• _Work instructions_: Output the records exactly as they appear, with no pictures included.

>> START Exercise materials

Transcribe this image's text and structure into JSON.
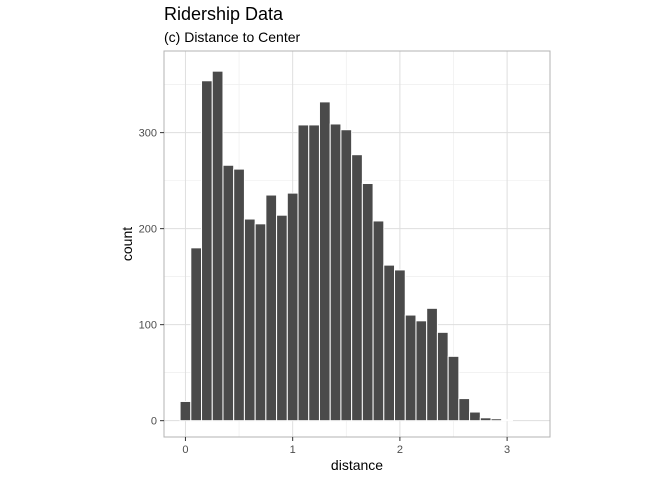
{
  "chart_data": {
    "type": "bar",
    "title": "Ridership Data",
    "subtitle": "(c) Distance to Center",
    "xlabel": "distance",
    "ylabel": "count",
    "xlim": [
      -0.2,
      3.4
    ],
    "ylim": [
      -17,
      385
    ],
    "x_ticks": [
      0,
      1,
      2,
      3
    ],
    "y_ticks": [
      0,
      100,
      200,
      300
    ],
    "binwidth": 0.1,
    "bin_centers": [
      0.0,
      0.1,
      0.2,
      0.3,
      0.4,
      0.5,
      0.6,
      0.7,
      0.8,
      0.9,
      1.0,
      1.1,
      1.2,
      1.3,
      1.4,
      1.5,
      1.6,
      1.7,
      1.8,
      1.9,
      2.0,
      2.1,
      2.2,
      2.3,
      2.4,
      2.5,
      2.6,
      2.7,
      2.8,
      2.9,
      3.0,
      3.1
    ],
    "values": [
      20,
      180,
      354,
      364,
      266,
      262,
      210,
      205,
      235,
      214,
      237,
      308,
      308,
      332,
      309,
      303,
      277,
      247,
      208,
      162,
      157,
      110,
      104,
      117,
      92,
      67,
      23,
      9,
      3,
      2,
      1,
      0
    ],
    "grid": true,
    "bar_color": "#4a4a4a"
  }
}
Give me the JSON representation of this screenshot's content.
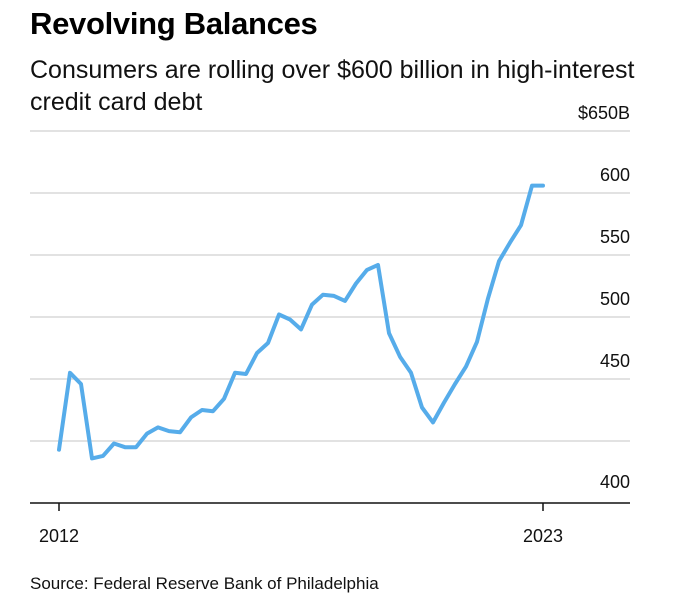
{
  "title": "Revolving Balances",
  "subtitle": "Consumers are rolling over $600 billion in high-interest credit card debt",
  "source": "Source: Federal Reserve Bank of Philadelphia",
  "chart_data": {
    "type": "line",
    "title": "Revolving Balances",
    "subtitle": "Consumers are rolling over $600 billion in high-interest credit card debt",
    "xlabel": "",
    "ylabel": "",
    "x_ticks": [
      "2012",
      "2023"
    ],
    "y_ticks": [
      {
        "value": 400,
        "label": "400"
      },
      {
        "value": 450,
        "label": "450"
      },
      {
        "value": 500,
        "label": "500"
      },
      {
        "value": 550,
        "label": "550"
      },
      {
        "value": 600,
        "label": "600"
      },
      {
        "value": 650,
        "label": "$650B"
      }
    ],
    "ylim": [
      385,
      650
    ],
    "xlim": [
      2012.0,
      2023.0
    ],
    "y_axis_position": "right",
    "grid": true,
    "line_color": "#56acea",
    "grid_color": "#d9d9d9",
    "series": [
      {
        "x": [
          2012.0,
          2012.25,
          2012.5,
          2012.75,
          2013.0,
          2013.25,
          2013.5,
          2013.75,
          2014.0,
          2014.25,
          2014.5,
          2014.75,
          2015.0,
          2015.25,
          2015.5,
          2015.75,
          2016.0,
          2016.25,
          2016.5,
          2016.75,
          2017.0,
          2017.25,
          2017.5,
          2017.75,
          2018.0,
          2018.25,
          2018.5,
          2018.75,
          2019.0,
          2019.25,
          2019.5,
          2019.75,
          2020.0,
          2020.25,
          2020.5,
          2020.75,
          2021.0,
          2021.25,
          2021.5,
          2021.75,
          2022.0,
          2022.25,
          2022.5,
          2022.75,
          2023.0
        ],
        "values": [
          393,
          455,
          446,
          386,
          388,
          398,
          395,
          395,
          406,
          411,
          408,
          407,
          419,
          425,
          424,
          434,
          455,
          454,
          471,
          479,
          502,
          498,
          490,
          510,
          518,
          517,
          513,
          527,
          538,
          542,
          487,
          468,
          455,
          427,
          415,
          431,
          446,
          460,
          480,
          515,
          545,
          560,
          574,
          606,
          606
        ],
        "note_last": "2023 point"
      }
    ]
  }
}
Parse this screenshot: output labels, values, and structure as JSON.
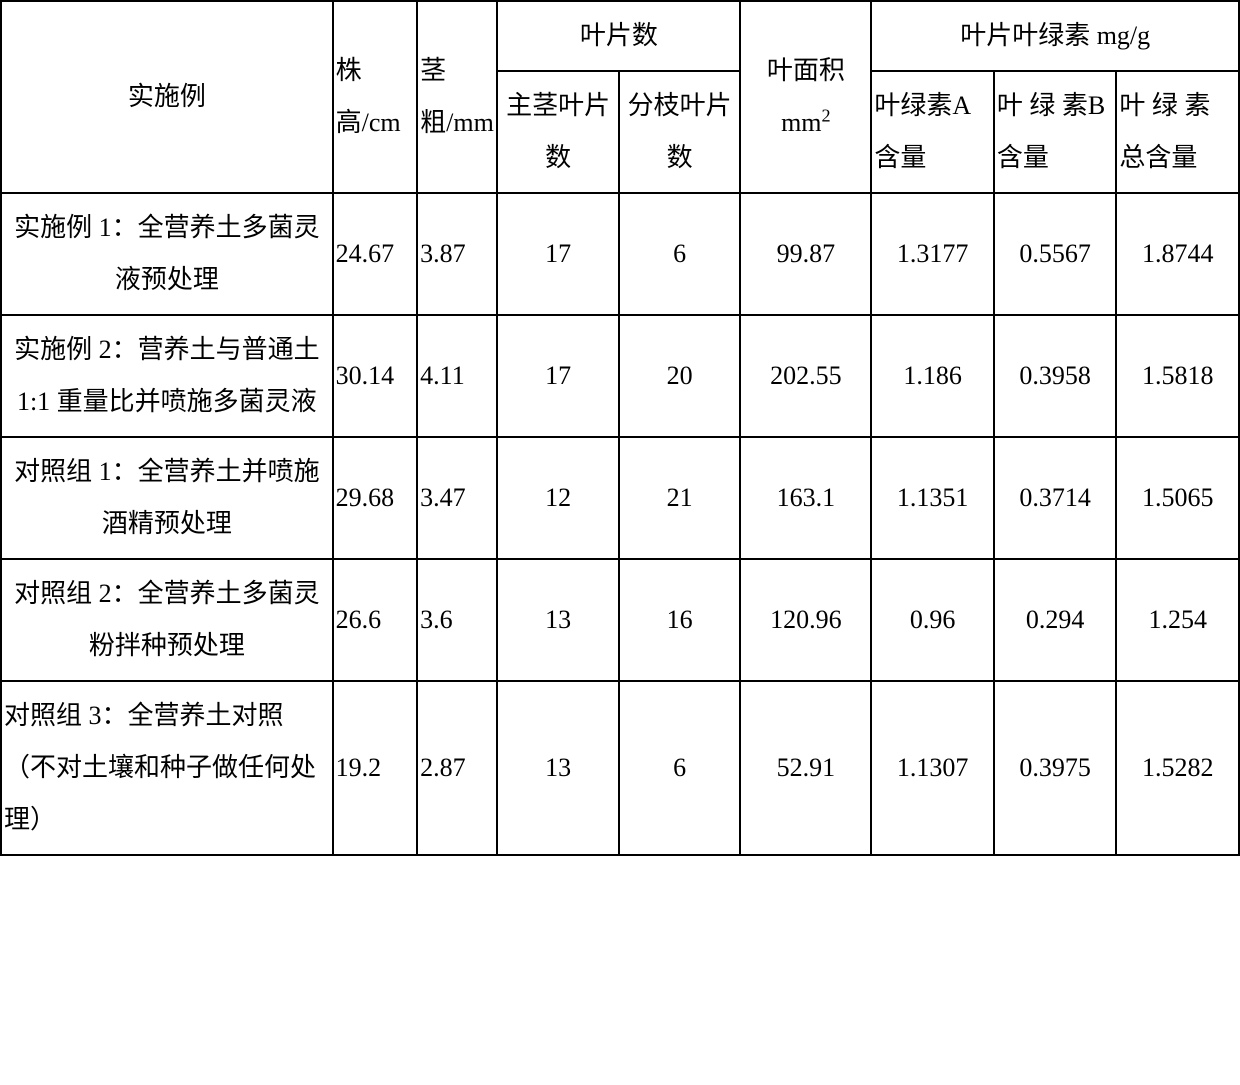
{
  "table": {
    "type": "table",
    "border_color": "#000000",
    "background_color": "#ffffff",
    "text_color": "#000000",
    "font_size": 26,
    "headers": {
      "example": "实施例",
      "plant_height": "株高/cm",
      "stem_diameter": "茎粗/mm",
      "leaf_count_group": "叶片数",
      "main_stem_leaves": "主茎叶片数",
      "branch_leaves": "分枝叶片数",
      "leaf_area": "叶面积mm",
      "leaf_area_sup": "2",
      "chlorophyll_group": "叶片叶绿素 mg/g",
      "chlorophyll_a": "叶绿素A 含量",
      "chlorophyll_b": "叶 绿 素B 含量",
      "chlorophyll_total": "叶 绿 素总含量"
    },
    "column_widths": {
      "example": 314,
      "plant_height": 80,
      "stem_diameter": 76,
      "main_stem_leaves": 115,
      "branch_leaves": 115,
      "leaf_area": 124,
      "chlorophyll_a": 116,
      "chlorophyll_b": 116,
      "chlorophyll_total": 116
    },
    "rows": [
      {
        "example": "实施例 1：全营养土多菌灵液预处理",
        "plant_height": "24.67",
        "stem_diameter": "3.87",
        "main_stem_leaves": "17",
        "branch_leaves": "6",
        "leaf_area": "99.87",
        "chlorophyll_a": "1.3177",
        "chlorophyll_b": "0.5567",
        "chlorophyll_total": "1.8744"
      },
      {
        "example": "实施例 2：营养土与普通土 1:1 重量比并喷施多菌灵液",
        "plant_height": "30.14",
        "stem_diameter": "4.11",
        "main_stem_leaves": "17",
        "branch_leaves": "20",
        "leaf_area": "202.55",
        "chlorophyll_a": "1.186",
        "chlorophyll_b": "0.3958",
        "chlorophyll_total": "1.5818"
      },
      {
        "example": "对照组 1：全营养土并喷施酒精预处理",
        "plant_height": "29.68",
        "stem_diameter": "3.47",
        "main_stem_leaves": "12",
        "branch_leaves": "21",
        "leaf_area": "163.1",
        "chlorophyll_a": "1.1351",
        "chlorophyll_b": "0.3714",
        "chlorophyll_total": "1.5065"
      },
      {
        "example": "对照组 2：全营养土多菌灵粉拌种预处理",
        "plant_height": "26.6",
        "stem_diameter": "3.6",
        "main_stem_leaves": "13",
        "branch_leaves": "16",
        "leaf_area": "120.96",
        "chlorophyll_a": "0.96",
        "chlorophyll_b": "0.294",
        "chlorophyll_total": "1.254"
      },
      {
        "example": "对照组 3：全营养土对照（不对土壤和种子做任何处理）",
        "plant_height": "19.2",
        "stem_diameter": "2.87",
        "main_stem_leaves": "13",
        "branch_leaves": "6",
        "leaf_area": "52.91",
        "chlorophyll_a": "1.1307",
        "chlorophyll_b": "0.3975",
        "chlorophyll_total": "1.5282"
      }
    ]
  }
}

>> END Exercise materials

• _Solution to this problem_:
Transcribe this image's text and structure into JSON.
{
  "chart_data": {
    "type": "bar",
    "title": "Ridership Data",
    "subtitle": "(c) Distance to Center",
    "xlabel": "distance",
    "ylabel": "count",
    "xlim": [
      -0.2,
      3.4
    ],
    "ylim": [
      -17,
      385
    ],
    "x_ticks": [
      0,
      1,
      2,
      3
    ],
    "y_ticks": [
      0,
      100,
      200,
      300
    ],
    "binwidth": 0.1,
    "bin_centers": [
      0.0,
      0.1,
      0.2,
      0.3,
      0.4,
      0.5,
      0.6,
      0.7,
      0.8,
      0.9,
      1.0,
      1.1,
      1.2,
      1.3,
      1.4,
      1.5,
      1.6,
      1.7,
      1.8,
      1.9,
      2.0,
      2.1,
      2.2,
      2.3,
      2.4,
      2.5,
      2.6,
      2.7,
      2.8,
      2.9,
      3.0,
      3.1
    ],
    "values": [
      20,
      180,
      354,
      364,
      266,
      262,
      210,
      205,
      235,
      214,
      237,
      308,
      308,
      332,
      309,
      303,
      277,
      247,
      208,
      162,
      157,
      110,
      104,
      117,
      92,
      67,
      23,
      9,
      3,
      2,
      1,
      0
    ],
    "grid": true,
    "bar_color": "#4a4a4a"
  }
}
Give me the JSON representation of this screenshot's content.
{
  "title": "Revolving Balances",
  "subtitle": "Consumers are rolling over $600 billion in high-interest credit card debt",
  "source": "Source: Federal Reserve Bank of Philadelphia",
  "chart_data": {
    "type": "line",
    "title": "Revolving Balances",
    "subtitle": "Consumers are rolling over $600 billion in high-interest credit card debt",
    "xlabel": "",
    "ylabel": "",
    "x_ticks": [
      "2012",
      "2023"
    ],
    "y_ticks": [
      {
        "value": 400,
        "label": "400"
      },
      {
        "value": 450,
        "label": "450"
      },
      {
        "value": 500,
        "label": "500"
      },
      {
        "value": 550,
        "label": "550"
      },
      {
        "value": 600,
        "label": "600"
      },
      {
        "value": 650,
        "label": "$650B"
      }
    ],
    "ylim": [
      385,
      650
    ],
    "xlim": [
      2012.0,
      2023.0
    ],
    "y_axis_position": "right",
    "grid": true,
    "line_color": "#56acea",
    "grid_color": "#d9d9d9",
    "series": [
      {
        "x": [
          2012.0,
          2012.25,
          2012.5,
          2012.75,
          2013.0,
          2013.25,
          2013.5,
          2013.75,
          2014.0,
          2014.25,
          2014.5,
          2014.75,
          2015.0,
          2015.25,
          2015.5,
          2015.75,
          2016.0,
          2016.25,
          2016.5,
          2016.75,
          2017.0,
          2017.25,
          2017.5,
          2017.75,
          2018.0,
          2018.25,
          2018.5,
          2018.75,
          2019.0,
          2019.25,
          2019.5,
          2019.75,
          2020.0,
          2020.25,
          2020.5,
          2020.75,
          2021.0,
          2021.25,
          2021.5,
          2021.75,
          2022.0,
          2022.25,
          2022.5,
          2022.75,
          2023.0
        ],
        "values": [
          393,
          455,
          446,
          386,
          388,
          398,
          395,
          395,
          406,
          411,
          408,
          407,
          419,
          425,
          424,
          434,
          455,
          454,
          471,
          479,
          502,
          498,
          490,
          510,
          518,
          517,
          513,
          527,
          538,
          542,
          487,
          468,
          455,
          427,
          415,
          431,
          446,
          460,
          480,
          515,
          545,
          560,
          574,
          606,
          606
        ],
        "note_last": "2023 point"
      }
    ]
  }
}
Parse this screenshot: output labels, values, and structure as JSON.
{
  "table": {
    "type": "table",
    "border_color": "#000000",
    "background_color": "#ffffff",
    "text_color": "#000000",
    "font_size": 26,
    "headers": {
      "example": "实施例",
      "plant_height": "株高/cm",
      "stem_diameter": "茎粗/mm",
      "leaf_count_group": "叶片数",
      "main_stem_leaves": "主茎叶片数",
      "branch_leaves": "分枝叶片数",
      "leaf_area": "叶面积mm",
      "leaf_area_sup": "2",
      "chlorophyll_group": "叶片叶绿素 mg/g",
      "chlorophyll_a": "叶绿素A 含量",
      "chlorophyll_b": "叶 绿 素B 含量",
      "chlorophyll_total": "叶 绿 素总含量"
    },
    "column_widths": {
      "example": 314,
      "plant_height": 80,
      "stem_diameter": 76,
      "main_stem_leaves": 115,
      "branch_leaves": 115,
      "leaf_area": 124,
      "chlorophyll_a": 116,
      "chlorophyll_b": 116,
      "chlorophyll_total": 116
    },
    "rows": [
      {
        "example": "实施例 1：全营养土多菌灵液预处理",
        "plant_height": "24.67",
        "stem_diameter": "3.87",
        "main_stem_leaves": "17",
        "branch_leaves": "6",
        "leaf_area": "99.87",
        "chlorophyll_a": "1.3177",
        "chlorophyll_b": "0.5567",
        "chlorophyll_total": "1.8744"
      },
      {
        "example": "实施例 2：营养土与普通土 1:1 重量比并喷施多菌灵液",
        "plant_height": "30.14",
        "stem_diameter": "4.11",
        "main_stem_leaves": "17",
        "branch_leaves": "20",
        "leaf_area": "202.55",
        "chlorophyll_a": "1.186",
        "chlorophyll_b": "0.3958",
        "chlorophyll_total": "1.5818"
      },
      {
        "example": "对照组 1：全营养土并喷施酒精预处理",
        "plant_height": "29.68",
        "stem_diameter": "3.47",
        "main_stem_leaves": "12",
        "branch_leaves": "21",
        "leaf_area": "163.1",
        "chlorophyll_a": "1.1351",
        "chlorophyll_b": "0.3714",
        "chlorophyll_total": "1.5065"
      },
      {
        "example": "对照组 2：全营养土多菌灵粉拌种预处理",
        "plant_height": "26.6",
        "stem_diameter": "3.6",
        "main_stem_leaves": "13",
        "branch_leaves": "16",
        "leaf_area": "120.96",
        "chlorophyll_a": "0.96",
        "chlorophyll_b": "0.294",
        "chlorophyll_total": "1.254"
      },
      {
        "example": "对照组 3：全营养土对照（不对土壤和种子做任何处理）",
        "plant_height": "19.2",
        "stem_diameter": "2.87",
        "main_stem_leaves": "13",
        "branch_leaves": "6",
        "leaf_area": "52.91",
        "chlorophyll_a": "1.1307",
        "chlorophyll_b": "0.3975",
        "chlorophyll_total": "1.5282"
      }
    ]
  }
}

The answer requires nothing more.